[begin STORED DATA]

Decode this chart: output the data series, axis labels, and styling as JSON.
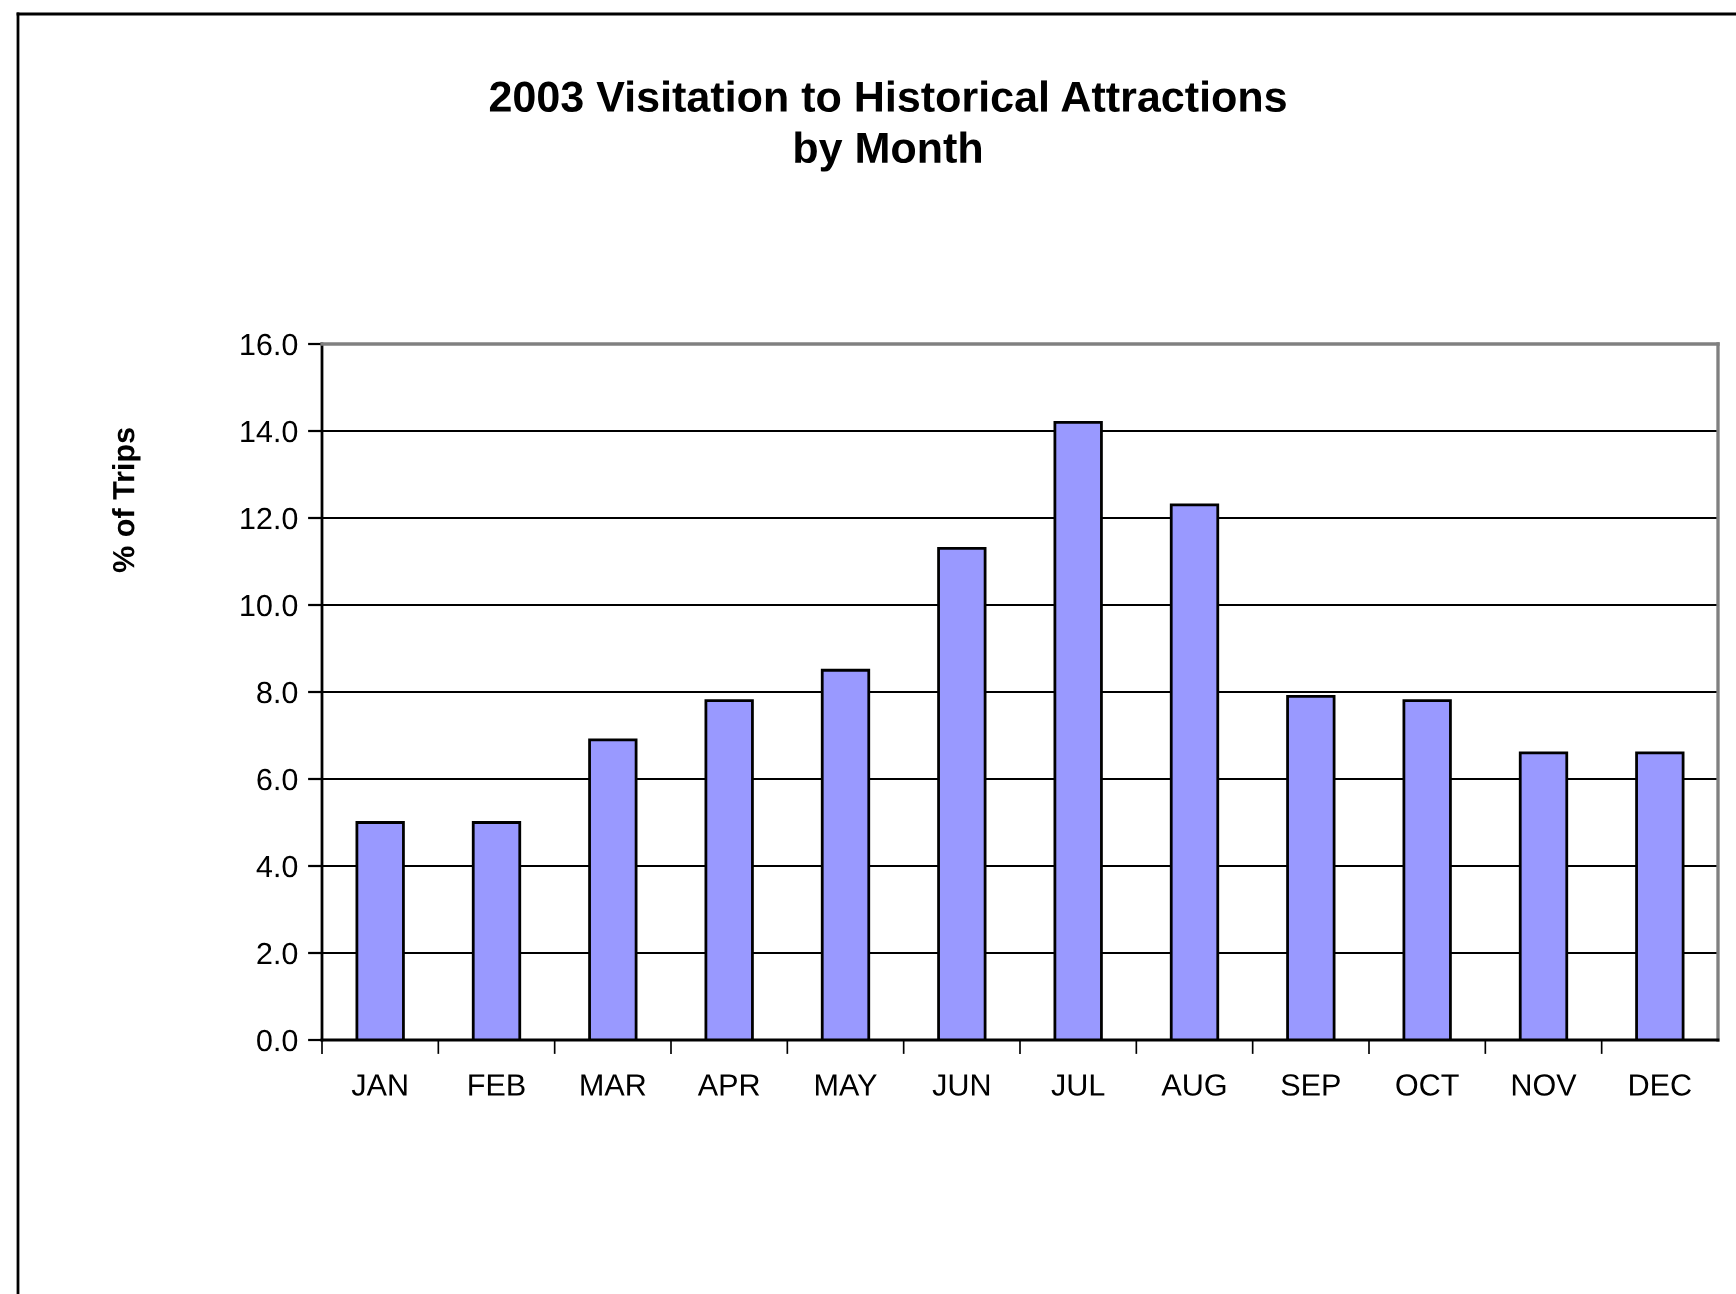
{
  "chart_data": {
    "type": "bar",
    "title": "2003 Visitation to Historical Attractions\nby Month",
    "ylabel": "% of Trips",
    "categories": [
      "JAN",
      "FEB",
      "MAR",
      "APR",
      "MAY",
      "JUN",
      "JUL",
      "AUG",
      "SEP",
      "OCT",
      "NOV",
      "DEC"
    ],
    "values": [
      5.0,
      5.0,
      6.9,
      7.8,
      8.5,
      11.3,
      14.2,
      12.3,
      7.9,
      7.8,
      6.6,
      6.6
    ],
    "color": "#9999ff",
    "ylim": [
      0,
      16
    ],
    "yticks": [
      {
        "value": 0,
        "label": "0.0"
      },
      {
        "value": 2,
        "label": "2.0"
      },
      {
        "value": 4,
        "label": "4.0"
      },
      {
        "value": 6,
        "label": "6.0"
      },
      {
        "value": 8,
        "label": "8.0"
      },
      {
        "value": 10,
        "label": "10.0"
      },
      {
        "value": 12,
        "label": "12.0"
      },
      {
        "value": 14,
        "label": "14.0"
      },
      {
        "value": 16,
        "label": "16.0"
      }
    ],
    "grid": "y",
    "legend": false
  }
}
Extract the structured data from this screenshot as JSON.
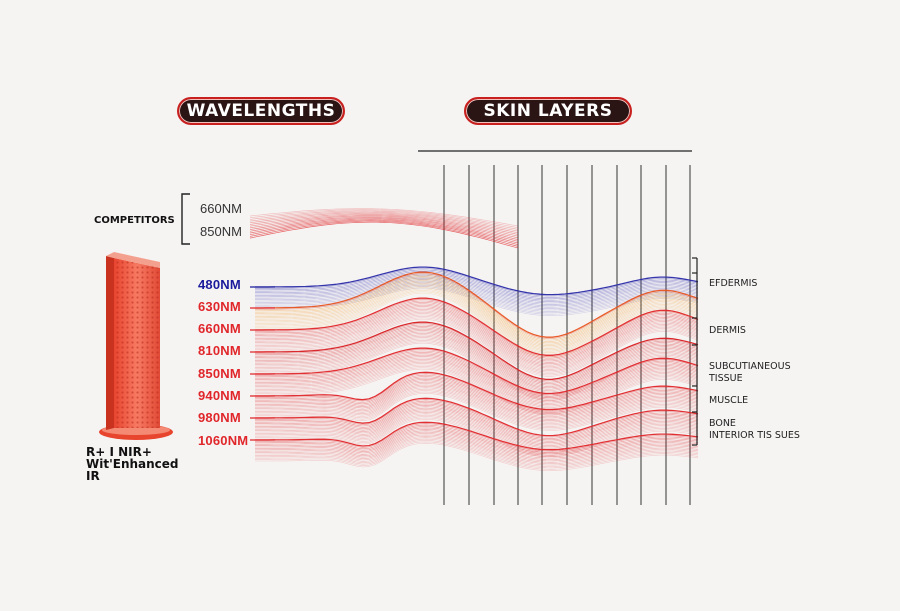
{
  "headers": {
    "wavelengths": "WAVELENGTHS",
    "skin_layers": "SKIN LAYERS"
  },
  "competitors": {
    "label": "COMPETITORS",
    "wavelengths": [
      "660NM",
      "850NM"
    ]
  },
  "wavelengths": [
    {
      "label": "480NM",
      "color": "#1a1a9c"
    },
    {
      "label": "630NM",
      "color": "#e0262a"
    },
    {
      "label": "660NM",
      "color": "#e0262a"
    },
    {
      "label": "810NM",
      "color": "#e0262a"
    },
    {
      "label": "850NM",
      "color": "#e0262a"
    },
    {
      "label": "940NM",
      "color": "#e0262a"
    },
    {
      "label": "980NM",
      "color": "#e0262a"
    },
    {
      "label": "1060NM",
      "color": "#e0262a"
    }
  ],
  "skin_layers": [
    {
      "lines": [
        "EFDERMIS"
      ]
    },
    {
      "lines": [
        "DERMIS"
      ]
    },
    {
      "lines": [
        "SUBCUTIANEOUS",
        "TISSUE"
      ]
    },
    {
      "lines": [
        "MUSCLE"
      ]
    },
    {
      "lines": [
        "BONE",
        "INTERIOR TIS SUES"
      ]
    }
  ],
  "device": {
    "caption_lines": [
      "R+ I NIR+",
      "Wit'Enhanced",
      "IR"
    ]
  },
  "colors": {
    "accent_red": "#e0262a",
    "blue": "#1a1a9c",
    "pill_bg": "#2a1414",
    "device": "#ef5a48"
  }
}
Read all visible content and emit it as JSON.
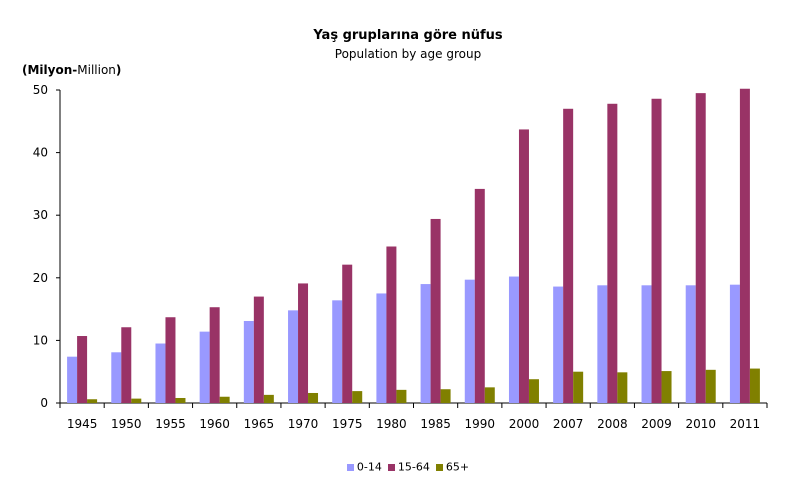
{
  "chart_data": {
    "type": "bar",
    "title": "Yaş gruplarına göre nüfus",
    "subtitle": "Population by age group",
    "unit_label_bold_left": "(Milyon-",
    "unit_label_normal": "Million",
    "unit_label_bold_right": ")",
    "categories": [
      "1945",
      "1950",
      "1955",
      "1960",
      "1965",
      "1970",
      "1975",
      "1980",
      "1985",
      "1990",
      "2000",
      "2007",
      "2008",
      "2009",
      "2010",
      "2011"
    ],
    "series": [
      {
        "name": "0-14",
        "color": "#9999ff",
        "values": [
          7.4,
          8.1,
          9.5,
          11.4,
          13.1,
          14.8,
          16.4,
          17.5,
          19.0,
          19.7,
          20.2,
          18.6,
          18.8,
          18.8,
          18.8,
          18.9
        ]
      },
      {
        "name": "15-64",
        "color": "#993366",
        "values": [
          10.7,
          12.1,
          13.7,
          15.3,
          17.0,
          19.1,
          22.1,
          25.0,
          29.4,
          34.2,
          43.7,
          47.0,
          47.8,
          48.6,
          49.5,
          50.2
        ]
      },
      {
        "name": "65+",
        "color": "#808000",
        "values": [
          0.6,
          0.7,
          0.8,
          1.0,
          1.3,
          1.6,
          1.9,
          2.1,
          2.2,
          2.5,
          3.8,
          5.0,
          4.9,
          5.1,
          5.3,
          5.5
        ]
      }
    ],
    "yticks": [
      "0",
      "10",
      "20",
      "30",
      "40",
      "50"
    ],
    "ylim": [
      0,
      50
    ],
    "grid": false,
    "legend_position": "bottom"
  }
}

[end STORED DATA]

DIRECTIONS FOR THIS TASK
Of the lines above, how many include the word "series"? Reply with the number alone.

FULL ANSWER
2